GIVEN INSTRUCTION:
Identify every line containing the word "装备环境工程" and reproduce each one.

━━━ EXERCISE DATA ━━━

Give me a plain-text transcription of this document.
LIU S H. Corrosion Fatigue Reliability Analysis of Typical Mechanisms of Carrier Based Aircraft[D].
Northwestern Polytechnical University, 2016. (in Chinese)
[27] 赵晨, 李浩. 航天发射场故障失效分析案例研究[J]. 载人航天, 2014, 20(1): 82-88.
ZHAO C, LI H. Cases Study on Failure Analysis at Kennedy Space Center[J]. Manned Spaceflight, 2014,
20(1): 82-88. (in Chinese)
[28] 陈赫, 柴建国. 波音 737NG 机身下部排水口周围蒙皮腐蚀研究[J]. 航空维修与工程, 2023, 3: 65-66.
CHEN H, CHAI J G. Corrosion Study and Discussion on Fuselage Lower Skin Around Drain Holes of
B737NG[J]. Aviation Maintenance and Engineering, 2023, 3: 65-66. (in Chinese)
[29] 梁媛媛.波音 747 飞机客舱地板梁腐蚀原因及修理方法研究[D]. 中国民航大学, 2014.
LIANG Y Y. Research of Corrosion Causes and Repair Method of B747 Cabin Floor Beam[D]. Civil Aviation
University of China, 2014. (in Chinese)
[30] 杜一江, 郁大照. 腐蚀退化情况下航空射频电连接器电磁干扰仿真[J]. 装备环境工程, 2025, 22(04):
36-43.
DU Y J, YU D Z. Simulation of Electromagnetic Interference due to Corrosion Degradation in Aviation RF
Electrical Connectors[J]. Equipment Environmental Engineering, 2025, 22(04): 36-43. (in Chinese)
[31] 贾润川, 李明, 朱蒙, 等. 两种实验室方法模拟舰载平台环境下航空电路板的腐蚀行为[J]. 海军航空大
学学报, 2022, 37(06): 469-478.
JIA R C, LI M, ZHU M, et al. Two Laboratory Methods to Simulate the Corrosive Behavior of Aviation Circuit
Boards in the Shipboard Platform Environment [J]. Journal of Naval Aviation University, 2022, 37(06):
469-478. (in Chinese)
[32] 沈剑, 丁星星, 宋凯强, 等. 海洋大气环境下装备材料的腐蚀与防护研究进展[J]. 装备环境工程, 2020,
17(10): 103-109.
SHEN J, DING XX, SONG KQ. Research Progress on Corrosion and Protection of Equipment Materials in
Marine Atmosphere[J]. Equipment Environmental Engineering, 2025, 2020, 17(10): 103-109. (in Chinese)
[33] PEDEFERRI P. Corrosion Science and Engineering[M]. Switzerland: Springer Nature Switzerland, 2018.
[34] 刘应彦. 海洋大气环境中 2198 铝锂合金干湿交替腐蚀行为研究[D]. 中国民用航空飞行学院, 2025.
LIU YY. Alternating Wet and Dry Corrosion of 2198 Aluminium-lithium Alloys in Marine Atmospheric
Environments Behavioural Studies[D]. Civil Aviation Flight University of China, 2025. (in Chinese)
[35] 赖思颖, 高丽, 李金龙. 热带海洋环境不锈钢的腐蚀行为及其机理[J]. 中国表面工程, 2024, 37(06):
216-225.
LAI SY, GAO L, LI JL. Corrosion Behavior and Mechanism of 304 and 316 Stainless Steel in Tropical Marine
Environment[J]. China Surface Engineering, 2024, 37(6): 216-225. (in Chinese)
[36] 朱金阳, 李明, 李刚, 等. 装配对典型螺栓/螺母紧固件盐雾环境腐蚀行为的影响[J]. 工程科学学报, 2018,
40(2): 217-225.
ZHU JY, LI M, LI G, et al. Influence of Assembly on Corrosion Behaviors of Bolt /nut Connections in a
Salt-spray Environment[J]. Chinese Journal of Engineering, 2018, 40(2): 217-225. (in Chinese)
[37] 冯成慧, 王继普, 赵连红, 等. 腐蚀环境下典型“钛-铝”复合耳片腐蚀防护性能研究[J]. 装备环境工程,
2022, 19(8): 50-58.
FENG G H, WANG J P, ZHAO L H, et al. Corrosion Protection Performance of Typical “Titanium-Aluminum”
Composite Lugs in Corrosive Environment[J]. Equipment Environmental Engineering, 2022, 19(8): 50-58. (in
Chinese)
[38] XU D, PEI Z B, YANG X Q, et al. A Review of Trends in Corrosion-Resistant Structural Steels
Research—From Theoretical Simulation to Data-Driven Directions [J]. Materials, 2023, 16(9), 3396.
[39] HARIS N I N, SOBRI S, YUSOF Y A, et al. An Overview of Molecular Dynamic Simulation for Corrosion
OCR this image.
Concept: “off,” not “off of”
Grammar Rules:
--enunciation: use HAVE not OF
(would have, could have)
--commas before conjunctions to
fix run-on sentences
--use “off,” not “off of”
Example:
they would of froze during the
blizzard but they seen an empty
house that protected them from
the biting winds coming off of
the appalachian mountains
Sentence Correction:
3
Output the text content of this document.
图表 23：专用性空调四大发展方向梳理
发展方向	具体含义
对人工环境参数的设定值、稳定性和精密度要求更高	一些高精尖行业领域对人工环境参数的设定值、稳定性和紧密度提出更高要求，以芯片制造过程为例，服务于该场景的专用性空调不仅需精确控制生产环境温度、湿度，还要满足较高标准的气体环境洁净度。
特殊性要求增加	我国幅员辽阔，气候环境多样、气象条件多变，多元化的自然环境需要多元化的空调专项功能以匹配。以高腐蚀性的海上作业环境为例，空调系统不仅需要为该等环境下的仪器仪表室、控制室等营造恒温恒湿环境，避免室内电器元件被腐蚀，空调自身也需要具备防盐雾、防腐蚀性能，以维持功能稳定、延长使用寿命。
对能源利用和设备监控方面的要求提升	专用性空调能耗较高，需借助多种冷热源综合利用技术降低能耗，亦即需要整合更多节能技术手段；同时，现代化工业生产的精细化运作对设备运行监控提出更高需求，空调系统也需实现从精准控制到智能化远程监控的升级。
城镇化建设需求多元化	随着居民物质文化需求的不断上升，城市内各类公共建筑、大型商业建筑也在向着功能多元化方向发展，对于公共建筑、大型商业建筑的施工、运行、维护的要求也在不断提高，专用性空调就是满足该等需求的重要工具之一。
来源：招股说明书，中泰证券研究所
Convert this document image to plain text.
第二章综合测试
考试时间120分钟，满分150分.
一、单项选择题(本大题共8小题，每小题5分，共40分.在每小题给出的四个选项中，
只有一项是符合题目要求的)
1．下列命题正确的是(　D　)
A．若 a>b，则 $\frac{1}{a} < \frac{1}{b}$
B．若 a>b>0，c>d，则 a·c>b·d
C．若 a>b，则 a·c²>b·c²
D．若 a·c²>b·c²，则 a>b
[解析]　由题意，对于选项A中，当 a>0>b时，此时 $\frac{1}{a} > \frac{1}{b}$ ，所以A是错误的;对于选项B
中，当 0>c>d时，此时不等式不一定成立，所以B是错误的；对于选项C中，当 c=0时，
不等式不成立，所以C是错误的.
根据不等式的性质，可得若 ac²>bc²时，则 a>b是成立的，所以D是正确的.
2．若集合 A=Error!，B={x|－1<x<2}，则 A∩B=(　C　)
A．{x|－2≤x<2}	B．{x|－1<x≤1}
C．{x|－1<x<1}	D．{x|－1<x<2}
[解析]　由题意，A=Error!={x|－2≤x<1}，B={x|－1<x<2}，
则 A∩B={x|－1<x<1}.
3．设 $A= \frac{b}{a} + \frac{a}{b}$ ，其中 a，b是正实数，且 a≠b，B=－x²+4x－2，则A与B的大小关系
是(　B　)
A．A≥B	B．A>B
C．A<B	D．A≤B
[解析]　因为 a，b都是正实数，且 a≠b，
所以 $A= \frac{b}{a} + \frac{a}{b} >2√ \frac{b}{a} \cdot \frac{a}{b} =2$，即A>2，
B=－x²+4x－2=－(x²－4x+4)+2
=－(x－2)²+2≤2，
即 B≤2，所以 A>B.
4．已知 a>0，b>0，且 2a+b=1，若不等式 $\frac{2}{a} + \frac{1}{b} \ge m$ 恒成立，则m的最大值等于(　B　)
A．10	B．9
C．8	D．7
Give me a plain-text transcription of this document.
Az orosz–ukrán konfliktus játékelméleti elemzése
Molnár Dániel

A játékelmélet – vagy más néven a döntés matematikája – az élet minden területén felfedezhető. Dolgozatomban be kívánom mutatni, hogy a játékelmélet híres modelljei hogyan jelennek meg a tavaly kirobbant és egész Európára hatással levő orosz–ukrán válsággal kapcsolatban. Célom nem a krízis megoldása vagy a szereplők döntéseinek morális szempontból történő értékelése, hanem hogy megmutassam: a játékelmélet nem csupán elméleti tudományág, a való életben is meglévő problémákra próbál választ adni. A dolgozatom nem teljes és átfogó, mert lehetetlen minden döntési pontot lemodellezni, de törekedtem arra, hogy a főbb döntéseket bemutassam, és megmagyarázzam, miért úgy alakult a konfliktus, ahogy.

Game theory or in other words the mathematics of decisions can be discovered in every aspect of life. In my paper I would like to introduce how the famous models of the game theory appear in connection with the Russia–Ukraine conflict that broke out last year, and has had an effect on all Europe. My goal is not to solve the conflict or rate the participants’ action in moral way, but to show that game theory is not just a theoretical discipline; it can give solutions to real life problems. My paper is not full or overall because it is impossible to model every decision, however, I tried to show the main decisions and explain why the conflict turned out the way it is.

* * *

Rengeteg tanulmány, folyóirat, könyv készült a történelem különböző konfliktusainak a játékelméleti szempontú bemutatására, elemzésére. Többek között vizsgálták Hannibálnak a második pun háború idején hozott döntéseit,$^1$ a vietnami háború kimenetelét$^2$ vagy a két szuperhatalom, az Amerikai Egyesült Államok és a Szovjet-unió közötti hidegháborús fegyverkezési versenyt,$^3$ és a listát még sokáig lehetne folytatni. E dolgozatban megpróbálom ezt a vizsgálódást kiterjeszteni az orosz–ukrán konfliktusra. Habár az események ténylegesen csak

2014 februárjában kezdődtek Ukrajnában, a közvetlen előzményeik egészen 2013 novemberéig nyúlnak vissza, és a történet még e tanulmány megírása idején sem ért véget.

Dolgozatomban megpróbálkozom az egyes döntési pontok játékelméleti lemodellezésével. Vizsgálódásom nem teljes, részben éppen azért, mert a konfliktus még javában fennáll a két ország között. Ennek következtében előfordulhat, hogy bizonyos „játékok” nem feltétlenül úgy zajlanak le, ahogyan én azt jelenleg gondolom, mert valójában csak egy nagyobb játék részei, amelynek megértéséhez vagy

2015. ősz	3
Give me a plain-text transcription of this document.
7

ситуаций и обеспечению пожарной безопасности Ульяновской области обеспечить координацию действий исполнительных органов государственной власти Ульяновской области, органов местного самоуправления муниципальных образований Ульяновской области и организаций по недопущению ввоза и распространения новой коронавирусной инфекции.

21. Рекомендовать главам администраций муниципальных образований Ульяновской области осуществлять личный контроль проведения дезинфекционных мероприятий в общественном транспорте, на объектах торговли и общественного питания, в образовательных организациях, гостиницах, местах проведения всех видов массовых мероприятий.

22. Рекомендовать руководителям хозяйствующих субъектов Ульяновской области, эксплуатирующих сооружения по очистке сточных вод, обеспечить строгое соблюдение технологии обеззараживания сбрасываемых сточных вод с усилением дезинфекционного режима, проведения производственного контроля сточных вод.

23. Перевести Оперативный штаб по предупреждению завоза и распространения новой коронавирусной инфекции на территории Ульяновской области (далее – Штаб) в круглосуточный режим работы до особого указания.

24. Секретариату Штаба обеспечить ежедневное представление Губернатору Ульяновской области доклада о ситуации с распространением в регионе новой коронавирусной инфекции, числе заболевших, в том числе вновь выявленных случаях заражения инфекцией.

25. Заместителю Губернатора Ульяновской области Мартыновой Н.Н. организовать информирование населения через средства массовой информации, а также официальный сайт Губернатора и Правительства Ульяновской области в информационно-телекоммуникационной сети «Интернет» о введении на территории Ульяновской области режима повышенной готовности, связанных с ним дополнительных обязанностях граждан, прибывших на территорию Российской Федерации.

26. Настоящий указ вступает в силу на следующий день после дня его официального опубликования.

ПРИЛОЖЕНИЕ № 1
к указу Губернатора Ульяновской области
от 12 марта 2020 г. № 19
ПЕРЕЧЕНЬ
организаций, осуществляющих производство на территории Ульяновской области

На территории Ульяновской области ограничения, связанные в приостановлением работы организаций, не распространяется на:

━━━

EXERCISE RESULT:
[30] 杜一江, 郁大照. 腐蚀退化情况下航空射频电连接器电磁干扰仿真[J]. 装备环境工程, 2025, 22(04):
[32] 沈剑, 丁星星, 宋凯强, 等. 海洋大气环境下装备材料的腐蚀与防护研究进展[J]. 装备环境工程, 2020,
[37] 冯成慧, 王继普, 赵连红, 等. 腐蚀环境下典型“钛-铝”复合耳片腐蚀防护性能研究[J]. 装备环境工程,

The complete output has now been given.